**Material supplied**
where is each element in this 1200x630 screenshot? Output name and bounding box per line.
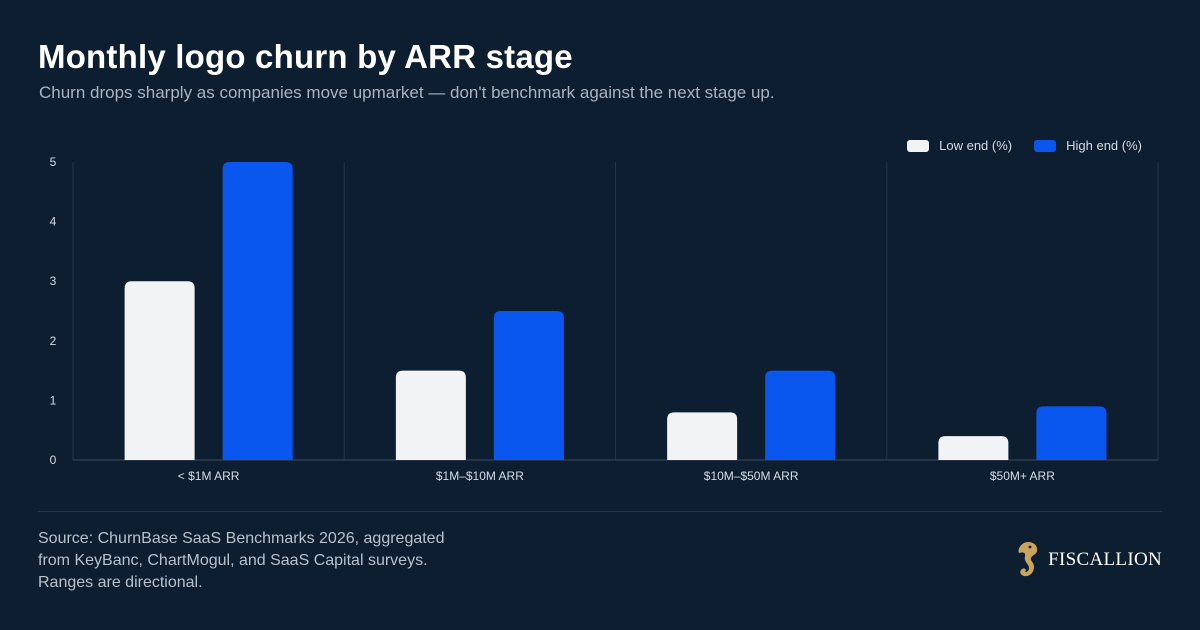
source-note: Source: ChurnBase SaaS Benchmarks 2026, … (38, 528, 558, 594)
y-tick-label: 5 (50, 155, 57, 169)
y-tick-label: 1 (50, 393, 57, 407)
bar-low-end (395, 370, 466, 460)
legend-label-high: High end (%) (1066, 138, 1142, 153)
page-subtitle: Churn drops sharply as companies move up… (39, 83, 775, 102)
x-tick-label: < $1M ARR (178, 469, 240, 483)
bar-high-end (1036, 406, 1107, 460)
y-tick-label: 0 (50, 453, 57, 467)
bar-high-end (493, 311, 564, 460)
source-line: Ranges are directional. (38, 574, 203, 591)
legend-swatch-high (1034, 139, 1057, 152)
bar-low-end (938, 436, 1009, 460)
footer-divider (38, 511, 1162, 512)
legend-item-high: High end (%) (1034, 138, 1142, 153)
bar-low-end (124, 281, 195, 460)
legend-item-low: Low end (%) (907, 138, 1012, 153)
y-tick-label: 2 (50, 334, 57, 348)
bar-high-end (765, 370, 836, 460)
source-line: from KeyBanc, ChartMogul, and SaaS Capit… (38, 552, 428, 569)
brand-name: FISCALLION (1048, 549, 1162, 570)
page-title: Monthly logo churn by ARR stage (38, 38, 573, 75)
x-tick-label: $10M–$50M ARR (704, 469, 799, 483)
brand: FISCALLION (1014, 540, 1162, 580)
source-line: Source: ChurnBase SaaS Benchmarks 2026, … (38, 530, 445, 547)
y-tick-label: 4 (50, 215, 57, 229)
bar-chart: 0 1 2 3 4 5 < $1M ARR $1M–$10M ARR $10M–$50M ARR… (50, 155, 1159, 483)
y-tick-label: 3 (50, 274, 57, 288)
legend-label-low: Low end (%) (939, 138, 1013, 153)
legend-swatch-low (907, 139, 930, 152)
x-tick-label: $50M+ ARR (990, 469, 1055, 483)
bar-low-end (667, 412, 738, 460)
bar-high-end (222, 162, 293, 460)
x-tick-label: $1M–$10M ARR (436, 469, 524, 483)
chart-legend: Low end (%) High end (%) (885, 138, 1142, 153)
seahorse-logo-icon (1018, 542, 1038, 577)
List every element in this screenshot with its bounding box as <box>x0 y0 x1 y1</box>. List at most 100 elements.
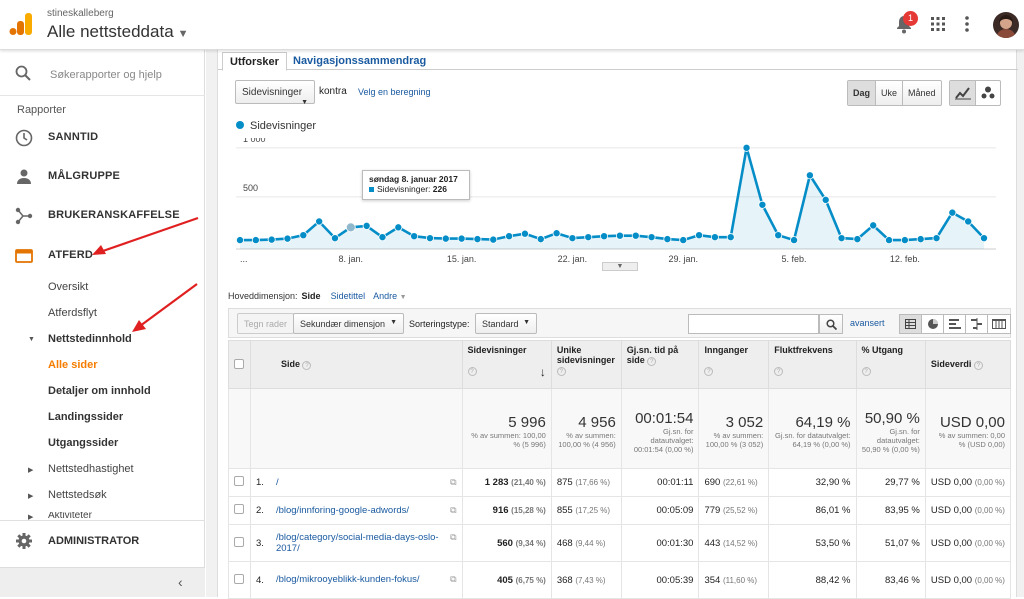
apps-grid-icon[interactable] <box>931 17 945 31</box>
help-icon[interactable]: ? <box>647 357 657 366</box>
chart-resize-handle[interactable]: ▼ <box>602 262 638 271</box>
page-cell: 1. / ⧉ <box>249 468 463 497</box>
exit-rate-cell: 29,77 % <box>855 468 926 497</box>
sidebar-item-admin[interactable]: ADMINISTRATOR <box>0 520 205 560</box>
header-avg-time[interactable]: Gj.sn. tid på side ? <box>620 340 700 389</box>
help-icon[interactable]: ? <box>302 361 312 370</box>
row-checkbox[interactable] <box>228 496 251 525</box>
header-bounce-rate[interactable]: Fluktfrekvens? <box>768 340 857 389</box>
help-icon[interactable]: ? <box>774 367 784 376</box>
sidebar-item-audience[interactable]: MÅLGRUPPE <box>0 157 205 195</box>
page-link[interactable]: /blog/category/social-media-days-oslo-20… <box>275 532 439 554</box>
sidebar-sub-site-search[interactable]: Nettstedsøk <box>48 489 107 501</box>
row-checkbox[interactable] <box>228 468 251 497</box>
table-search-input[interactable] <box>688 314 819 334</box>
header-entrances[interactable]: Innganger? <box>698 340 770 389</box>
user-avatar[interactable] <box>993 12 1019 38</box>
table-row[interactable]: 1. / ⧉ 1 283 (21,40 %) 875 (17,66 %) 00:01:11… <box>228 468 1012 497</box>
sidebar-sub-exit-pages[interactable]: Utgangssider <box>48 437 119 449</box>
open-page-icon[interactable]: ⧉ <box>450 574 457 585</box>
select-all-checkbox[interactable] <box>228 340 251 389</box>
header-label: Sidevisninger <box>467 345 527 355</box>
page-link[interactable]: / <box>275 476 279 488</box>
data-point <box>552 229 561 238</box>
header-page-value[interactable]: Sideverdi ? <box>924 340 1012 389</box>
cell-percent: (15,28 %) <box>511 506 546 515</box>
sidebar-sub-landing-pages[interactable]: Landingssider <box>48 411 124 423</box>
header-page[interactable]: Side ? <box>249 340 463 389</box>
analytics-logo-icon[interactable] <box>9 12 33 36</box>
metric-selector[interactable]: Sidevisninger ▼ <box>235 80 315 106</box>
sidebar-sub-behavior-flow[interactable]: Atferdsflyt <box>48 307 97 319</box>
table-toolbar: Tegn rader Sekundær dimensjon ▼ Sortering… <box>228 308 1011 338</box>
open-page-icon[interactable]: ⧉ <box>450 532 457 542</box>
advanced-filter-link[interactable]: avansert <box>850 318 885 328</box>
cell-value: 29,77 % <box>885 477 920 488</box>
row-checkbox[interactable] <box>228 524 251 562</box>
day-button[interactable]: Dag <box>848 81 877 105</box>
total-value: 3 052 <box>725 414 764 431</box>
page-link[interactable]: /blog/innforing-google-adwords/ <box>275 504 410 516</box>
line-chart[interactable]: 1 000 500... 8. jan. 15. jan. 22. jan. 29. ja… <box>236 138 996 268</box>
page-link[interactable]: /blog/mikrooyeblikk-kunden-fokus/ <box>275 574 420 586</box>
week-button[interactable]: Uke <box>876 81 904 105</box>
dimension-page[interactable]: Side <box>301 291 321 301</box>
line-chart-button[interactable] <box>950 81 976 105</box>
more-vert-icon[interactable] <box>964 15 970 33</box>
dimension-page-title[interactable]: Sidetittel <box>330 291 366 301</box>
exit-rate-cell: 83,95 % <box>855 496 926 525</box>
help-icon[interactable]: ? <box>556 367 566 376</box>
help-icon[interactable]: ? <box>861 367 871 376</box>
data-point <box>964 217 973 226</box>
data-point <box>315 217 324 226</box>
x-tick-label: 12. feb. <box>890 254 920 264</box>
pie-view-button[interactable] <box>922 315 944 333</box>
comparison-view-button[interactable] <box>966 315 988 333</box>
motion-chart-button[interactable] <box>976 81 1001 105</box>
header-exit-rate[interactable]: % Utgang? <box>855 340 926 389</box>
table-row[interactable]: 4. /blog/mikrooyeblikk-kunden-fokus/ ⧉ 405 … <box>228 561 1012 599</box>
x-tick-label: 5. feb. <box>782 254 807 264</box>
table-search-button[interactable] <box>819 314 843 334</box>
exit-rate-cell: 51,07 % <box>855 524 926 562</box>
tab-explorer[interactable]: Utforsker <box>222 52 287 71</box>
table-row[interactable]: 3. /blog/category/social-media-days-oslo-… <box>228 524 1012 562</box>
help-icon[interactable]: ? <box>973 361 983 370</box>
choose-metric-link[interactable]: Velg en beregning <box>358 87 431 97</box>
sidebar-sub-site-speed[interactable]: Nettstedhastighet <box>48 463 134 475</box>
sidebar-sub-all-pages[interactable]: Alle sider <box>48 359 98 371</box>
row-checkbox[interactable] <box>228 561 251 599</box>
header-unique-pageviews[interactable]: Unike sidevisninger? <box>550 340 622 389</box>
collapse-sidebar-button[interactable]: ‹ <box>0 567 205 597</box>
cell-value: 83,95 % <box>885 505 920 516</box>
dimension-other[interactable]: Andre ▼ <box>373 291 406 301</box>
sidebar-item-realtime[interactable]: SANNTID <box>0 118 205 156</box>
plot-rows-button[interactable]: Tegn rader <box>237 313 295 334</box>
table-row[interactable]: 2. /blog/innforing-google-adwords/ ⧉ 916 (1… <box>228 496 1012 525</box>
sidebar-sub-overview[interactable]: Oversikt <box>48 281 89 293</box>
header-pageviews[interactable]: Sidevisninger? ↓ <box>461 340 552 389</box>
secondary-dimension-select[interactable]: Sekundær dimensjon ▼ <box>293 313 404 334</box>
sidebar-sub-content-drilldown[interactable]: Detaljer om innhold <box>48 385 151 397</box>
sidebar-sub-events[interactable]: Aktiviteter <box>48 512 92 520</box>
open-page-icon[interactable]: ⧉ <box>450 476 457 487</box>
sort-type-select[interactable]: Standard ▼ <box>475 313 537 334</box>
sidebar-sub-site-content[interactable]: Nettstedinnhold <box>48 333 132 345</box>
header-label: Side <box>280 359 300 369</box>
sidebar-item-behavior[interactable]: ATFERD <box>0 236 205 274</box>
open-page-icon[interactable]: ⧉ <box>450 504 457 515</box>
help-icon[interactable]: ? <box>467 367 477 376</box>
total-note: Gj.sn. for datautvalget: 00:01:54 (0,00 … <box>633 426 694 454</box>
data-point <box>283 234 292 243</box>
property-selector[interactable]: Alle nettsteddata ▼ <box>47 22 189 42</box>
metric-selector-value: Sidevisninger <box>242 87 303 98</box>
total-cell: 4 956% av summen: 100,00 % (4 956) <box>550 388 622 469</box>
performance-view-button[interactable] <box>944 315 966 333</box>
month-button[interactable]: Måned <box>908 88 936 98</box>
table-view-button[interactable] <box>900 315 922 333</box>
sidebar-item-acquisition[interactable]: BRUKERANSKAFFELSE <box>0 196 205 234</box>
help-icon[interactable]: ? <box>704 367 714 376</box>
tab-navigation-summary[interactable]: Navigasjonssammendrag <box>293 55 427 67</box>
report-search[interactable]: Søkerapporter og hjelp <box>0 50 205 96</box>
pivot-view-button[interactable] <box>988 315 1010 333</box>
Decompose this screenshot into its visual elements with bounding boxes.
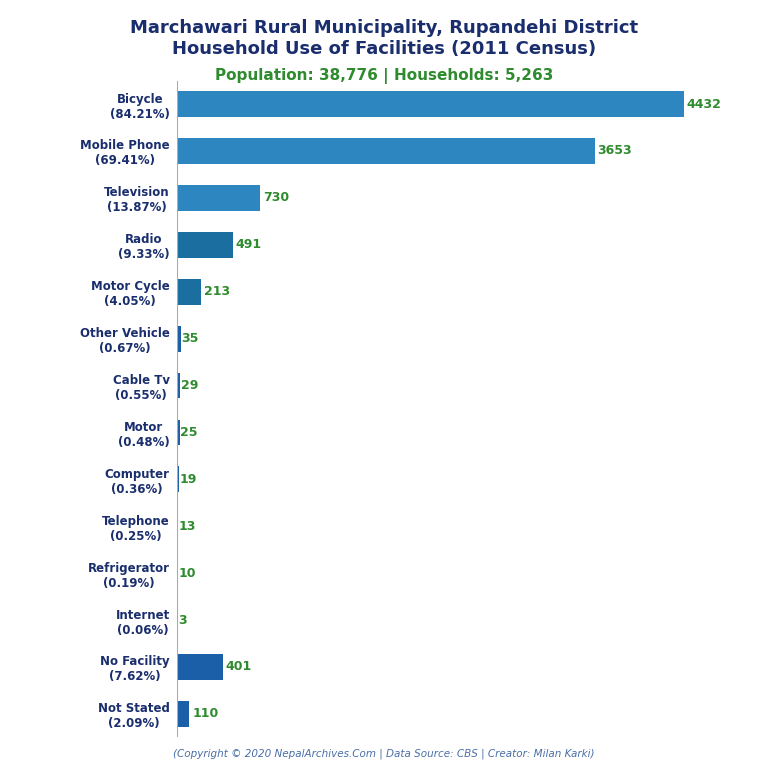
- Text: Household Use of Facilities (2011 Census): Household Use of Facilities (2011 Census…: [172, 40, 596, 58]
- Bar: [177, 372, 180, 399]
- Bar: [177, 513, 178, 539]
- Bar: [177, 279, 201, 305]
- Text: 29: 29: [181, 379, 198, 392]
- Bar: [177, 701, 189, 727]
- Text: 3653: 3653: [598, 144, 632, 157]
- Text: 213: 213: [204, 285, 230, 298]
- Bar: [177, 654, 223, 680]
- Bar: [177, 91, 684, 117]
- Text: 25: 25: [180, 426, 198, 439]
- Text: 730: 730: [263, 191, 289, 204]
- Text: 10: 10: [179, 567, 196, 580]
- Bar: [177, 232, 233, 258]
- Text: 13: 13: [179, 520, 197, 533]
- Bar: [177, 466, 179, 492]
- Text: 4432: 4432: [687, 98, 721, 111]
- Text: 3: 3: [178, 614, 187, 627]
- Bar: [177, 326, 180, 352]
- Text: 491: 491: [236, 238, 262, 251]
- Text: (Copyright © 2020 NepalArchives.Com | Data Source: CBS | Creator: Milan Karki): (Copyright © 2020 NepalArchives.Com | Da…: [174, 748, 594, 759]
- Bar: [177, 419, 180, 445]
- Text: Marchawari Rural Municipality, Rupandehi District: Marchawari Rural Municipality, Rupandehi…: [130, 19, 638, 37]
- Bar: [177, 138, 594, 164]
- Text: 401: 401: [225, 660, 252, 674]
- Text: 35: 35: [181, 332, 199, 345]
- Bar: [177, 185, 260, 210]
- Text: 19: 19: [180, 473, 197, 486]
- Text: 110: 110: [192, 707, 218, 720]
- Text: Population: 38,776 | Households: 5,263: Population: 38,776 | Households: 5,263: [215, 68, 553, 84]
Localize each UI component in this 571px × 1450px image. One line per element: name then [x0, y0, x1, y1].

**Task objective**
Copy the entries again, starting with the line that contains "apps-grid-icon[interactable] <box>931 17" and going on through the line that contains "532 439 554</box>". Swap "ADMINISTRATOR" for "ADMIN" and leave everything else unchanged.

**Task answer**
apps-grid-icon[interactable] <box>931 17 945 31</box>
help-icon[interactable]: ? <box>647 357 657 366</box>
chart-resize-handle[interactable]: ▼ <box>602 262 638 271</box>
page-cell: 1. / ⧉ <box>249 468 463 497</box>
exit-rate-cell: 29,77 % <box>855 468 926 497</box>
sidebar-item-admin[interactable]: ADMIN <box>0 520 205 560</box>
header-avg-time[interactable]: Gj.sn. tid på side ? <box>620 340 700 389</box>
help-icon[interactable]: ? <box>302 361 312 370</box>
row-checkbox[interactable] <box>228 496 251 525</box>
header-bounce-rate[interactable]: Fluktfrekvens? <box>768 340 857 389</box>
help-icon[interactable]: ? <box>774 367 784 376</box>
sidebar-item-audience[interactable]: MÅLGRUPPE <box>0 157 205 195</box>
page-link[interactable]: /blog/category/social-media-days-oslo-20… <box>275 532 439 554</box>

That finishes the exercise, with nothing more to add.